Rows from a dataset

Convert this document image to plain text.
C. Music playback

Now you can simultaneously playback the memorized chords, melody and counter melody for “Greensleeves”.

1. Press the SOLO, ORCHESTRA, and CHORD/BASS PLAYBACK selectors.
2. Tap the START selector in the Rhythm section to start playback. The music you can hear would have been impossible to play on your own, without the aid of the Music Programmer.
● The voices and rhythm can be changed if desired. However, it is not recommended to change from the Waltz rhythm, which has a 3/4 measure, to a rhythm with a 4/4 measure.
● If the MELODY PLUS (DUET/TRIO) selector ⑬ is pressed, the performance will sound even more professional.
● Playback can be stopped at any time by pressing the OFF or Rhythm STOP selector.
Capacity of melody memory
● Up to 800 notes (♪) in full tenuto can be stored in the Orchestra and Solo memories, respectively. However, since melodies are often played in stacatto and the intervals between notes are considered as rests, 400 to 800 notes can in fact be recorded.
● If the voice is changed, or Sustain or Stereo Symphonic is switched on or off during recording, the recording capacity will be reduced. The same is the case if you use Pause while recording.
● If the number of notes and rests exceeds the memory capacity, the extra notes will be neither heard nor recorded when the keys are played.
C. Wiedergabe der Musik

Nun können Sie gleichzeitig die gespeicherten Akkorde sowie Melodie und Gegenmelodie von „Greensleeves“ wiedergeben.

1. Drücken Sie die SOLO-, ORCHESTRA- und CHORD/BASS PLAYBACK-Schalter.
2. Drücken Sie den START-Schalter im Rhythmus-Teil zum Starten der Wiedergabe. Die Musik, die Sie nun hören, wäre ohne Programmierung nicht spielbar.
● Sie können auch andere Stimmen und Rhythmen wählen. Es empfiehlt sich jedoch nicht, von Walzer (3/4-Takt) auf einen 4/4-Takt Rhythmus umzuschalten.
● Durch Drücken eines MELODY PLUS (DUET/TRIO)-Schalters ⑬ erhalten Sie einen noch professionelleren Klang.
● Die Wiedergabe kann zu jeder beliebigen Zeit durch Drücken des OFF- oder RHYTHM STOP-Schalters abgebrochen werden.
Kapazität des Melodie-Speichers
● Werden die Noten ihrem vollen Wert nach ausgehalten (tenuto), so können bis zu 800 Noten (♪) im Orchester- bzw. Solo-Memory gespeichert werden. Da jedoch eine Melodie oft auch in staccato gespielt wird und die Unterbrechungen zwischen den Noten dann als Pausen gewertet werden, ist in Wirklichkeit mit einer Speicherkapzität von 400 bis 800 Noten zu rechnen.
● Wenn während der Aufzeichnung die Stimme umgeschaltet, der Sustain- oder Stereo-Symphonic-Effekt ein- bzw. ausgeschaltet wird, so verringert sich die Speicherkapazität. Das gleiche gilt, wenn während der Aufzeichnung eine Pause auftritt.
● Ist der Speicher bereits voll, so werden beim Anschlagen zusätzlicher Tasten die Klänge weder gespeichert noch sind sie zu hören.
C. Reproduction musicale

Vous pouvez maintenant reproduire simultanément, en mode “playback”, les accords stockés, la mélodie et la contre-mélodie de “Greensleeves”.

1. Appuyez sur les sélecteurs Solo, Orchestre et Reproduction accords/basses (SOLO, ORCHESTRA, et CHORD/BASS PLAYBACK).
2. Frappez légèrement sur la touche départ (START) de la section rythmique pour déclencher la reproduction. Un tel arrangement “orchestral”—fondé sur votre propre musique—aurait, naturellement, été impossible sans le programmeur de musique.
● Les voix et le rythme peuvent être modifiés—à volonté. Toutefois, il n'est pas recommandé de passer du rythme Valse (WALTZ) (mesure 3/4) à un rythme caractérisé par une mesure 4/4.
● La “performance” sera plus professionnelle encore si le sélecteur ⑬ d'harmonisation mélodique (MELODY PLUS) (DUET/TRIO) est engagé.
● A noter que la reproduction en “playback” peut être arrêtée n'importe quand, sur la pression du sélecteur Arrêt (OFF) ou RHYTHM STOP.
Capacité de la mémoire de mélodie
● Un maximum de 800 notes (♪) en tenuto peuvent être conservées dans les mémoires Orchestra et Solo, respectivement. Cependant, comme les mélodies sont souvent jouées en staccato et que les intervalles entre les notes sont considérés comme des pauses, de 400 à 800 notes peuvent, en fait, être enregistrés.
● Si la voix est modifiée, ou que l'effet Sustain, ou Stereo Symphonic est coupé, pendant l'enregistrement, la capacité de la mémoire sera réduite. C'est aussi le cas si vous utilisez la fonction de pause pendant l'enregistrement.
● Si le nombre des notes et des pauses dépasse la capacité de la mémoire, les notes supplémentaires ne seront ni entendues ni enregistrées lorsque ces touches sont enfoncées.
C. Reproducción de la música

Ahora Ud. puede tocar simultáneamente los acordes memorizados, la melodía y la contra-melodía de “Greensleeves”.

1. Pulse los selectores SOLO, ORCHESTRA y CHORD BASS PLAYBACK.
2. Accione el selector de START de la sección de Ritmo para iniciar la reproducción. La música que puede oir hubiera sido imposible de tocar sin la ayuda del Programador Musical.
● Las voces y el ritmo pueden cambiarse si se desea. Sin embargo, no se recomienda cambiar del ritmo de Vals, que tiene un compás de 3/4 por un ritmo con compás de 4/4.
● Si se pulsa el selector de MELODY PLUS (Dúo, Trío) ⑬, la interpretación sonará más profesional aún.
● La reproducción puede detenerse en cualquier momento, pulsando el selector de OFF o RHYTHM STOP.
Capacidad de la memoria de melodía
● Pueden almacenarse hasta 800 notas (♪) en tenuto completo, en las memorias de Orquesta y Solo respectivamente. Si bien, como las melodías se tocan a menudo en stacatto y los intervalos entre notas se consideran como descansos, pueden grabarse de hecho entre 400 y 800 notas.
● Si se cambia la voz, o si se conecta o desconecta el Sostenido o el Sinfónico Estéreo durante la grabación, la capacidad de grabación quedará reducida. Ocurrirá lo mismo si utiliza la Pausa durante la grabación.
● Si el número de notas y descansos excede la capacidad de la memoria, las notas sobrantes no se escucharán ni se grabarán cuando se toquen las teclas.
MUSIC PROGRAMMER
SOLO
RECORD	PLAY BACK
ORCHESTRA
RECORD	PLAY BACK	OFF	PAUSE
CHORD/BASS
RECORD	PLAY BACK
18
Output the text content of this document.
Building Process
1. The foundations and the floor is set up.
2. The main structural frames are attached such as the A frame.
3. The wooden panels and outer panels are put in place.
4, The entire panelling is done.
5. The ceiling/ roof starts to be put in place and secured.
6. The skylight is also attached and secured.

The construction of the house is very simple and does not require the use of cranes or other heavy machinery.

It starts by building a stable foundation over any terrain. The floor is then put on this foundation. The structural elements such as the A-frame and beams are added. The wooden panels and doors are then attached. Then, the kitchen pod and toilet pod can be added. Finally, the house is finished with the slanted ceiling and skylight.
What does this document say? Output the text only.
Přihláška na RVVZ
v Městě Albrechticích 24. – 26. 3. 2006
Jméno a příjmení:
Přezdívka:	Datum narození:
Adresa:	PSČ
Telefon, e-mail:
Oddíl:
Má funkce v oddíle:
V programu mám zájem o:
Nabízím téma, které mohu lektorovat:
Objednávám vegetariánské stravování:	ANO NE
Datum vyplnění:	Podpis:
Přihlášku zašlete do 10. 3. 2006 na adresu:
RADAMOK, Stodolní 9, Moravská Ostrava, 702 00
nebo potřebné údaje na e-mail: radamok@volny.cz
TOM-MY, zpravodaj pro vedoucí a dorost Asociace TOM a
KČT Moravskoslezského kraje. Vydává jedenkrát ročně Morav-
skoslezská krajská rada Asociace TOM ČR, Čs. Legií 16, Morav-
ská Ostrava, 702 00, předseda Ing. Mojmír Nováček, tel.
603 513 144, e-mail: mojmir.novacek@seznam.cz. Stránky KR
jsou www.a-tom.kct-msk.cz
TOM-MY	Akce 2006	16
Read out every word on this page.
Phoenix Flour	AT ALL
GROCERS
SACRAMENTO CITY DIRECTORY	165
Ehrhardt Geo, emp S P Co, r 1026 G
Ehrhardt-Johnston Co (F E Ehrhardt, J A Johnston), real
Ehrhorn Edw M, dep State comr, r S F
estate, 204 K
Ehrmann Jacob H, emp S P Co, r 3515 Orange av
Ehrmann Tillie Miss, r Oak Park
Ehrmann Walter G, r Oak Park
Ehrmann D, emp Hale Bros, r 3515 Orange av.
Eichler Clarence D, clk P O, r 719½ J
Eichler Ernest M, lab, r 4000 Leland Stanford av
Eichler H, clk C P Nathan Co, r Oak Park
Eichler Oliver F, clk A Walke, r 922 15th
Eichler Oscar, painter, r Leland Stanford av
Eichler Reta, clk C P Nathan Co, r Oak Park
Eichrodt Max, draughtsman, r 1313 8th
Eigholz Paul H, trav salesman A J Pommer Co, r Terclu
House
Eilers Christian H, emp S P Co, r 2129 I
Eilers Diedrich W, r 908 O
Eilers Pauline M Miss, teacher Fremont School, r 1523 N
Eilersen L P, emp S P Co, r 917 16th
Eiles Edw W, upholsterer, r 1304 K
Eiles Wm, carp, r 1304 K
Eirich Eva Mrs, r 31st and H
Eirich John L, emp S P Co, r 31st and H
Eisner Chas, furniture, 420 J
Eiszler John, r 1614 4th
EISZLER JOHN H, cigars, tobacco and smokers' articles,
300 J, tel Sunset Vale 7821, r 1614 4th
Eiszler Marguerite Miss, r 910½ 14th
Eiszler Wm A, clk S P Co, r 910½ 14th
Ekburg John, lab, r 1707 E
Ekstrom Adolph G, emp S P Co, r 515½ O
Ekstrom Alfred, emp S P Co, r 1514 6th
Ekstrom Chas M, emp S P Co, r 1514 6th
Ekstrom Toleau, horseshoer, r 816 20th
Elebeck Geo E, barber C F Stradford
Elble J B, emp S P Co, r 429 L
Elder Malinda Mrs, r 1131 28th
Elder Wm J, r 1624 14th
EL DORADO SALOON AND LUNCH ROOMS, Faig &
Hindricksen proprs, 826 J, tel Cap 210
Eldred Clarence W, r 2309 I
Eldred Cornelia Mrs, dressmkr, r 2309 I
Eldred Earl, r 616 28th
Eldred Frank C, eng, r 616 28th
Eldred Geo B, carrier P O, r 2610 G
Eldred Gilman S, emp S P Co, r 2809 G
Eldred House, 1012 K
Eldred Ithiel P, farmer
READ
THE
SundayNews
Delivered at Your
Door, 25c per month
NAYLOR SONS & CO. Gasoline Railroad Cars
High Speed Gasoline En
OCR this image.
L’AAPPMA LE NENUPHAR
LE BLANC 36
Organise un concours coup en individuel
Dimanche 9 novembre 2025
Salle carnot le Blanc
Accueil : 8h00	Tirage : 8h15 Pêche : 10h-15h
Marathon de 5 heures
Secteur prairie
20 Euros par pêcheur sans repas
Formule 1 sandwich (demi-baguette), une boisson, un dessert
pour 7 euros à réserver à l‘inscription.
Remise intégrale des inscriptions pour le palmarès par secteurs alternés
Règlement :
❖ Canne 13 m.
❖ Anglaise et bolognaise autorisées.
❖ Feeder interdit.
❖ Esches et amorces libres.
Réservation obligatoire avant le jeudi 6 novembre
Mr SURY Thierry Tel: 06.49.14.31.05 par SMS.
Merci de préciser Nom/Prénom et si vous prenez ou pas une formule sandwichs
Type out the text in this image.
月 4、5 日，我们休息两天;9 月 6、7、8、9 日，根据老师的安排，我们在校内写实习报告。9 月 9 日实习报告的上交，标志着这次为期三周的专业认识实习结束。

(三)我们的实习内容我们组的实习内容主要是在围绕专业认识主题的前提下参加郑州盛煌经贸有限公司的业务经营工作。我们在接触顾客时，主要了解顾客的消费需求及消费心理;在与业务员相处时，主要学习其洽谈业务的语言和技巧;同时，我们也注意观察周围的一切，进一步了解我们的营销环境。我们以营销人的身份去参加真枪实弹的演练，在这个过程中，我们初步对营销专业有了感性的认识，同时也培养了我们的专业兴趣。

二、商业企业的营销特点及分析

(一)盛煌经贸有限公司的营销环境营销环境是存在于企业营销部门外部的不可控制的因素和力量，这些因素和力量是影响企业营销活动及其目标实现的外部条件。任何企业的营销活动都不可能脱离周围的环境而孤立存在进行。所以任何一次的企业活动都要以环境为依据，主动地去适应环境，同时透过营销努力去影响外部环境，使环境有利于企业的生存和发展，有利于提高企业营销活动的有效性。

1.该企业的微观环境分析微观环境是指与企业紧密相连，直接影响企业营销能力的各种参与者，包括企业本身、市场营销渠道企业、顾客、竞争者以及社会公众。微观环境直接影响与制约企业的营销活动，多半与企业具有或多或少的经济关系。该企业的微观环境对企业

# Description of the task:
Take the lines above from the one holding "Type out the text in this image." to the last and output them exactly.

# Answer in full:
Type out the text in this image.
月 4、5 日，我们休息两天;9 月 6、7、8、9 日，根据老师的安排，我们在校内写实习报告。9 月 9 日实习报告的上交，标志着这次为期三周的专业认识实习结束。

(三)我们的实习内容我们组的实习内容主要是在围绕专业认识主题的前提下参加郑州盛煌经贸有限公司的业务经营工作。我们在接触顾客时，主要了解顾客的消费需求及消费心理;在与业务员相处时，主要学习其洽谈业务的语言和技巧;同时，我们也注意观察周围的一切，进一步了解我们的营销环境。我们以营销人的身份去参加真枪实弹的演练，在这个过程中，我们初步对营销专业有了感性的认识，同时也培养了我们的专业兴趣。

二、商业企业的营销特点及分析

(一)盛煌经贸有限公司的营销环境营销环境是存在于企业营销部门外部的不可控制的因素和力量，这些因素和力量是影响企业营销活动及其目标实现的外部条件。任何企业的营销活动都不可能脱离周围的环境而孤立存在进行。所以任何一次的企业活动都要以环境为依据，主动地去适应环境，同时透过营销努力去影响外部环境，使环境有利于企业的生存和发展，有利于提高企业营销活动的有效性。

1.该企业的微观环境分析微观环境是指与企业紧密相连，直接影响企业营销能力的各种参与者，包括企业本身、市场营销渠道企业、顾客、竞争者以及社会公众。微观环境直接影响与制约企业的营销活动，多半与企业具有或多或少的经济关系。该企业的微观环境对企业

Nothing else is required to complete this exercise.